Records for processing |
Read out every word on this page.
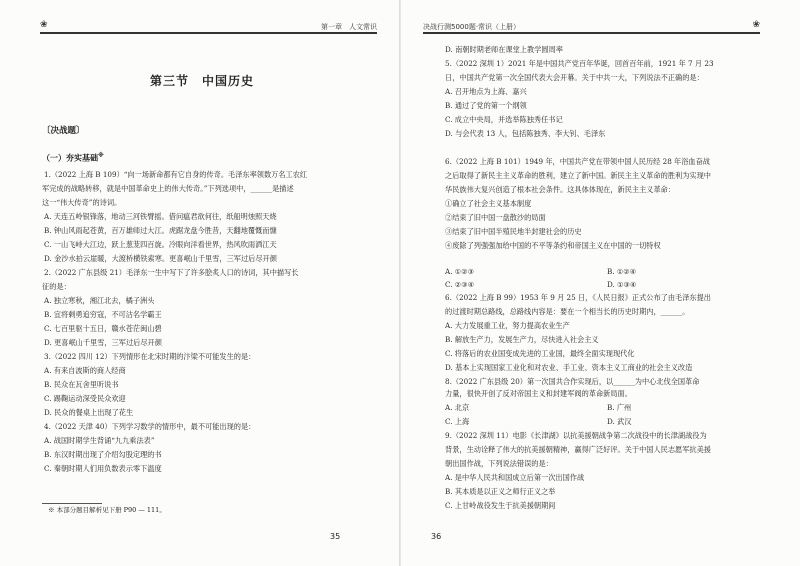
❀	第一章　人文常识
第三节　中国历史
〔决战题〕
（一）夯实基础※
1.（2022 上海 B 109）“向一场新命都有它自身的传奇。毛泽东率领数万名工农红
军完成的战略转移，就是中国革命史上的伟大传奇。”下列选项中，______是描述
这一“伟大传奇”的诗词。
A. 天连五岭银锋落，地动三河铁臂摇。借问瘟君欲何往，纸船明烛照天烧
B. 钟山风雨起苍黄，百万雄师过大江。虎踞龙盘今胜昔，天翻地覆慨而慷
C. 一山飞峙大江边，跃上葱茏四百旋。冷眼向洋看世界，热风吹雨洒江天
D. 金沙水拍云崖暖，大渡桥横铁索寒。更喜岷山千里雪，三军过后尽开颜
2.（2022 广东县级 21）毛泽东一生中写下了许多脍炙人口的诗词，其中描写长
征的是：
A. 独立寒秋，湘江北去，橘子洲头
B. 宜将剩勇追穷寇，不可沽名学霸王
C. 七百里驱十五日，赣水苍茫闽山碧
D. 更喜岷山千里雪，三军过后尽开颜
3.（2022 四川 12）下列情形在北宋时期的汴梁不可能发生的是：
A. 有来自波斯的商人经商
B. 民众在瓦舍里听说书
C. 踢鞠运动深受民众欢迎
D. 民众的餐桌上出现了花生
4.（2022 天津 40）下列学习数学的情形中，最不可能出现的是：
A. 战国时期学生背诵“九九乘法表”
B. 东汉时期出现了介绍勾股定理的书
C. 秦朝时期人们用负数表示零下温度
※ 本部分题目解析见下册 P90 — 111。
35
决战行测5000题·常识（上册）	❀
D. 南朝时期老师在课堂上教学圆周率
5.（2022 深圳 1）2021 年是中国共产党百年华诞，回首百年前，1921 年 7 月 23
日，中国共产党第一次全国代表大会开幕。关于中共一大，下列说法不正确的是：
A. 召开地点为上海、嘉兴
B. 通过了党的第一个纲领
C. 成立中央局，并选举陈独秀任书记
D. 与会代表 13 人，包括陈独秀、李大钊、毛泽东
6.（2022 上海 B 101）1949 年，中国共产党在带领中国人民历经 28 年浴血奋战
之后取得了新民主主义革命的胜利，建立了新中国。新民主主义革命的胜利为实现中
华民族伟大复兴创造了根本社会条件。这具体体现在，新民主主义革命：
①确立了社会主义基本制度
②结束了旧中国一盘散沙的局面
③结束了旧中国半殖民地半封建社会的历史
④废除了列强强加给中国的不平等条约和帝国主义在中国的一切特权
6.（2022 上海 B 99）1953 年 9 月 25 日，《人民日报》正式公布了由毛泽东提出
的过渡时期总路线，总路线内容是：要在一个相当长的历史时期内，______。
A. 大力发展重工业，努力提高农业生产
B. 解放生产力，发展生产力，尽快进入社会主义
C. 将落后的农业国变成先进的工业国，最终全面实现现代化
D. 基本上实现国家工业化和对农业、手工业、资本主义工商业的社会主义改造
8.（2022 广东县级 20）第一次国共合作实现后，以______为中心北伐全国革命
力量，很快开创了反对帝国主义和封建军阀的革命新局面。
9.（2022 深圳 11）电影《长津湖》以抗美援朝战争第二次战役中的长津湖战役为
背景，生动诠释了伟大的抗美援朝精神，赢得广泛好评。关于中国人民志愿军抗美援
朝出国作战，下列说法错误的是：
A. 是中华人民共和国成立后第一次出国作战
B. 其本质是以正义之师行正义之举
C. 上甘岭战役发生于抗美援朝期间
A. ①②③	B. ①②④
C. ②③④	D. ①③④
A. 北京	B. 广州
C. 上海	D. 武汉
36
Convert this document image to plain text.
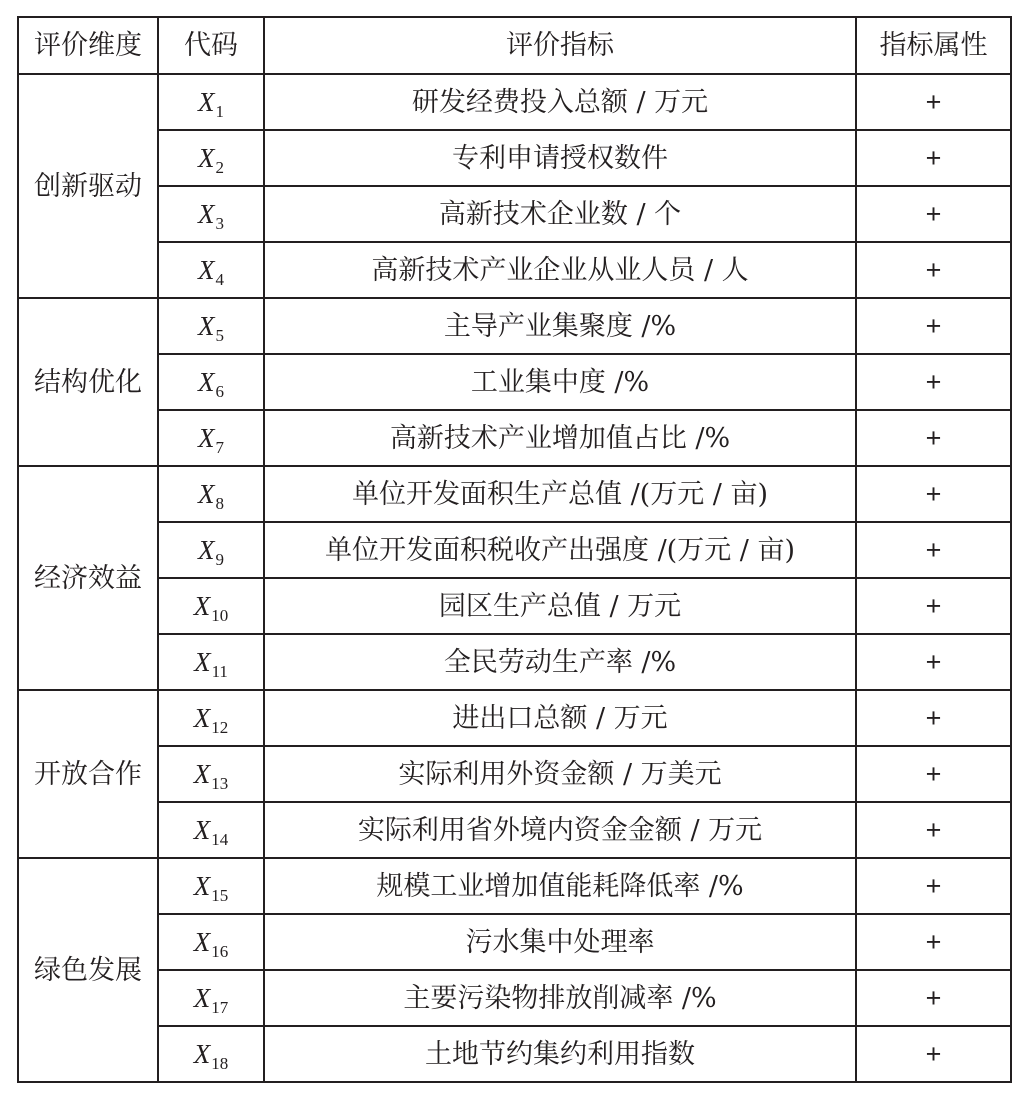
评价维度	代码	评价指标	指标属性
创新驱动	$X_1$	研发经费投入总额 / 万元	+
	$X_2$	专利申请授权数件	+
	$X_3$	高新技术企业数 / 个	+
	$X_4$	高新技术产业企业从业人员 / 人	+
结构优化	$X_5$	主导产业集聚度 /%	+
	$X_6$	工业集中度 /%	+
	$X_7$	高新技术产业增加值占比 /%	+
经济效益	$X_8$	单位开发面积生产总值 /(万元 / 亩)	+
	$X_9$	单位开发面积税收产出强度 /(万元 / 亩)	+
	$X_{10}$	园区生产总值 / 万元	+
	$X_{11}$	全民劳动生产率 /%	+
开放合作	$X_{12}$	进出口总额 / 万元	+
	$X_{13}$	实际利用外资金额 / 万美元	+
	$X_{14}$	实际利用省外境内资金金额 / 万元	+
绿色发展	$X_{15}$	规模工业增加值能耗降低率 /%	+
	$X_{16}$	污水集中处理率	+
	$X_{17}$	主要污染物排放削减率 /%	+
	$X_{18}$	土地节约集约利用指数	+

Stated goal |
Using the material above, retype each entry exactly and omit the pictures.

Output of the exercise |
Read out every word on this page.
❀	第一章　人文常识
第三节　中国历史
〔决战题〕
（一）夯实基础※
1.（2022 上海 B 109）“向一场新命都有它自身的传奇。毛泽东率领数万名工农红
军完成的战略转移，就是中国革命史上的伟大传奇。”下列选项中，______是描述
这一“伟大传奇”的诗词。
A. 天连五岭银锋落，地动三河铁臂摇。借问瘟君欲何往，纸船明烛照天烧
B. 钟山风雨起苍黄，百万雄师过大江。虎踞龙盘今胜昔，天翻地覆慨而慷
C. 一山飞峙大江边，跃上葱茏四百旋。冷眼向洋看世界，热风吹雨洒江天
D. 金沙水拍云崖暖，大渡桥横铁索寒。更喜岷山千里雪，三军过后尽开颜
2.（2022 广东县级 21）毛泽东一生中写下了许多脍炙人口的诗词，其中描写长
征的是：
A. 独立寒秋，湘江北去，橘子洲头
B. 宜将剩勇追穷寇，不可沽名学霸王
C. 七百里驱十五日，赣水苍茫闽山碧
D. 更喜岷山千里雪，三军过后尽开颜
3.（2022 四川 12）下列情形在北宋时期的汴梁不可能发生的是：
A. 有来自波斯的商人经商
B. 民众在瓦舍里听说书
C. 踢鞠运动深受民众欢迎
D. 民众的餐桌上出现了花生
4.（2022 天津 40）下列学习数学的情形中，最不可能出现的是：
A. 战国时期学生背诵“九九乘法表”
B. 东汉时期出现了介绍勾股定理的书
C. 秦朝时期人们用负数表示零下温度
※ 本部分题目解析见下册 P90 — 111。
35
决战行测5000题·常识（上册）	❀
D. 南朝时期老师在课堂上教学圆周率
5.（2022 深圳 1）2021 年是中国共产党百年华诞，回首百年前，1921 年 7 月 23
日，中国共产党第一次全国代表大会开幕。关于中共一大，下列说法不正确的是：
A. 召开地点为上海、嘉兴
B. 通过了党的第一个纲领
C. 成立中央局，并选举陈独秀任书记
D. 与会代表 13 人，包括陈独秀、李大钊、毛泽东
6.（2022 上海 B 101）1949 年，中国共产党在带领中国人民历经 28 年浴血奋战
之后取得了新民主主义革命的胜利，建立了新中国。新民主主义革命的胜利为实现中
华民族伟大复兴创造了根本社会条件。这具体体现在，新民主主义革命：
①确立了社会主义基本制度
②结束了旧中国一盘散沙的局面
③结束了旧中国半殖民地半封建社会的历史
④废除了列强强加给中国的不平等条约和帝国主义在中国的一切特权
6.（2022 上海 B 99）1953 年 9 月 25 日，《人民日报》正式公布了由毛泽东提出
的过渡时期总路线，总路线内容是：要在一个相当长的历史时期内，______。
A. 大力发展重工业，努力提高农业生产
B. 解放生产力，发展生产力，尽快进入社会主义
C. 将落后的农业国变成先进的工业国，最终全面实现现代化
D. 基本上实现国家工业化和对农业、手工业、资本主义工商业的社会主义改造
8.（2022 广东县级 20）第一次国共合作实现后，以______为中心北伐全国革命
力量，很快开创了反对帝国主义和封建军阀的革命新局面。
9.（2022 深圳 11）电影《长津湖》以抗美援朝战争第二次战役中的长津湖战役为
背景，生动诠释了伟大的抗美援朝精神，赢得广泛好评。关于中国人民志愿军抗美援
朝出国作战，下列说法错误的是：
A. 是中华人民共和国成立后第一次出国作战
B. 其本质是以正义之师行正义之举
C. 上甘岭战役发生于抗美援朝期间
A. ①②③	B. ①②④
C. ②③④	D. ①③④
A. 北京	B. 广州
C. 上海	D. 武汉
36
Convert this document image to plain text.
评价维度	代码	评价指标	指标属性
创新驱动	$X_1$	研发经费投入总额 / 万元	+
	$X_2$	专利申请授权数件	+
	$X_3$	高新技术企业数 / 个	+
	$X_4$	高新技术产业企业从业人员 / 人	+
结构优化	$X_5$	主导产业集聚度 /%	+
	$X_6$	工业集中度 /%	+
	$X_7$	高新技术产业增加值占比 /%	+
经济效益	$X_8$	单位开发面积生产总值 /(万元 / 亩)	+
	$X_9$	单位开发面积税收产出强度 /(万元 / 亩)	+
	$X_{10}$	园区生产总值 / 万元	+
	$X_{11}$	全民劳动生产率 /%	+
开放合作	$X_{12}$	进出口总额 / 万元	+
	$X_{13}$	实际利用外资金额 / 万美元	+
	$X_{14}$	实际利用省外境内资金金额 / 万元	+
绿色发展	$X_{15}$	规模工业增加值能耗降低率 /%	+
	$X_{16}$	污水集中处理率	+
	$X_{17}$	主要污染物排放削减率 /%	+
	$X_{18}$	土地节约集约利用指数	+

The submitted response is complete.